WHAT IS BEING ASKED: Change every "CINEMA" in the data below to "FILM HOUSE", then write out all the lines again with nothing else altered.

STORED RECORDS:

╭──

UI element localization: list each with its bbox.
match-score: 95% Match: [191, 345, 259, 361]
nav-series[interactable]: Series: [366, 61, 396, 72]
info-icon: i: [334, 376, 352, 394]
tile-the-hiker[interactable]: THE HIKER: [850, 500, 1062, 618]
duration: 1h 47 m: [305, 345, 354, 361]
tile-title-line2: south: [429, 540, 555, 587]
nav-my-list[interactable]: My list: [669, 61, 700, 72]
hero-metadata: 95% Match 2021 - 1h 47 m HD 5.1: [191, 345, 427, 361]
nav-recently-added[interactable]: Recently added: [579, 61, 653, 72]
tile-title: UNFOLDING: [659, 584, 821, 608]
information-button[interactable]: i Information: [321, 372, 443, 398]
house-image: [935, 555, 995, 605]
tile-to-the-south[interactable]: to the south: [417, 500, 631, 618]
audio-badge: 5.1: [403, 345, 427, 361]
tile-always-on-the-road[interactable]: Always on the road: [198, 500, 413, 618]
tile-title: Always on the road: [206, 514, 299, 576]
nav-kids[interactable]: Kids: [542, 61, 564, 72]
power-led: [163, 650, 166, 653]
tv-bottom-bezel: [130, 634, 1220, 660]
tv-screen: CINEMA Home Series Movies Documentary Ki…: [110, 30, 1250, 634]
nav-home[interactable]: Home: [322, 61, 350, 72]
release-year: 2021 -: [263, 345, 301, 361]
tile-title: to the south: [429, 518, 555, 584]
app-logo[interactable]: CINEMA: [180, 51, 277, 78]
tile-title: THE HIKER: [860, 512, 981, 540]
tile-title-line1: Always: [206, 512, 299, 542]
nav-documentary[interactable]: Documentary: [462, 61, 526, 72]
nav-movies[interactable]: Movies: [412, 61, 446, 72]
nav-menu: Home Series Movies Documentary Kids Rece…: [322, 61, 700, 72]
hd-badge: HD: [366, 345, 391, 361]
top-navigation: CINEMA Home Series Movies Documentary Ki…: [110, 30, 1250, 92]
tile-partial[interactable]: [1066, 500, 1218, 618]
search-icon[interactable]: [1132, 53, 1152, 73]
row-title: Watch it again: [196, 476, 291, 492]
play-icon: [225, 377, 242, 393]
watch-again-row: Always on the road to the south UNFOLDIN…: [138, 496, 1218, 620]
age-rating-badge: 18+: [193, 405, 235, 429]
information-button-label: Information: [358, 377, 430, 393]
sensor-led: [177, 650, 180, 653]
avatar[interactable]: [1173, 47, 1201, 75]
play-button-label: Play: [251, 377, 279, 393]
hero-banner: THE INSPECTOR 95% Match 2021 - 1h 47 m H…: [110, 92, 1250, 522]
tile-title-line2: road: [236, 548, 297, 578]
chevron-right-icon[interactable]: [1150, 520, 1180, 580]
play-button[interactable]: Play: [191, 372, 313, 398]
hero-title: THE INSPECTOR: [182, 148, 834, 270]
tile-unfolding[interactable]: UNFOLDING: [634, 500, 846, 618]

╰──

WRITTEN RESPONSE:
UI element localization: list each with its bbox.
match-score: 95% Match: [191, 345, 259, 361]
nav-series[interactable]: Series: [366, 61, 396, 72]
info-icon: i: [334, 376, 352, 394]
tile-the-hiker[interactable]: THE HIKER: [850, 500, 1062, 618]
duration: 1h 47 m: [305, 345, 354, 361]
tile-title-line2: south: [429, 540, 555, 587]
nav-my-list[interactable]: My list: [669, 61, 700, 72]
hero-metadata: 95% Match 2021 - 1h 47 m HD 5.1: [191, 345, 427, 361]
nav-recently-added[interactable]: Recently added: [579, 61, 653, 72]
tile-title: UNFOLDING: [659, 584, 821, 608]
information-button[interactable]: i Information: [321, 372, 443, 398]
house-image: [935, 555, 995, 605]
tile-to-the-south[interactable]: to the south: [417, 500, 631, 618]
audio-badge: 5.1: [403, 345, 427, 361]
tile-always-on-the-road[interactable]: Always on the road: [198, 500, 413, 618]
tile-title: Always on the road: [206, 514, 299, 576]
nav-kids[interactable]: Kids: [542, 61, 564, 72]
power-led: [163, 650, 166, 653]
tv-bottom-bezel: [130, 634, 1220, 660]
tv-screen: FILM HOUSE Home Series Movies Documentary Ki…: [110, 30, 1250, 634]
nav-home[interactable]: Home: [322, 61, 350, 72]
release-year: 2021 -: [263, 345, 301, 361]
tile-title: to the south: [429, 518, 555, 584]
app-logo[interactable]: FILM HOUSE: [180, 51, 277, 78]
tile-title: THE HIKER: [860, 512, 981, 540]
tile-title-line1: Always: [206, 512, 299, 542]
nav-documentary[interactable]: Documentary: [462, 61, 526, 72]
nav-movies[interactable]: Movies: [412, 61, 446, 72]
nav-menu: Home Series Movies Documentary Kids Rece…: [322, 61, 700, 72]
hd-badge: HD: [366, 345, 391, 361]
top-navigation: FILM HOUSE Home Series Movies Documentary Ki…: [110, 30, 1250, 92]
tile-partial[interactable]: [1066, 500, 1218, 618]
search-icon[interactable]: [1132, 53, 1152, 73]
row-title: Watch it again: [196, 476, 291, 492]
play-icon: [225, 377, 242, 393]
watch-again-row: Always on the road to the south UNFOLDIN…: [138, 496, 1218, 620]
age-rating-badge: 18+: [193, 405, 235, 429]
information-button-label: Information: [358, 377, 430, 393]
sensor-led: [177, 650, 180, 653]
avatar[interactable]: [1173, 47, 1201, 75]
play-button-label: Play: [251, 377, 279, 393]
hero-banner: THE INSPECTOR 95% Match 2021 - 1h 47 m H…: [110, 92, 1250, 522]
tile-title-line2: road: [236, 548, 297, 578]
chevron-right-icon[interactable]: [1150, 520, 1180, 580]
play-button[interactable]: Play: [191, 372, 313, 398]
hero-title: THE INSPECTOR: [182, 148, 834, 270]
tile-unfolding[interactable]: UNFOLDING: [634, 500, 846, 618]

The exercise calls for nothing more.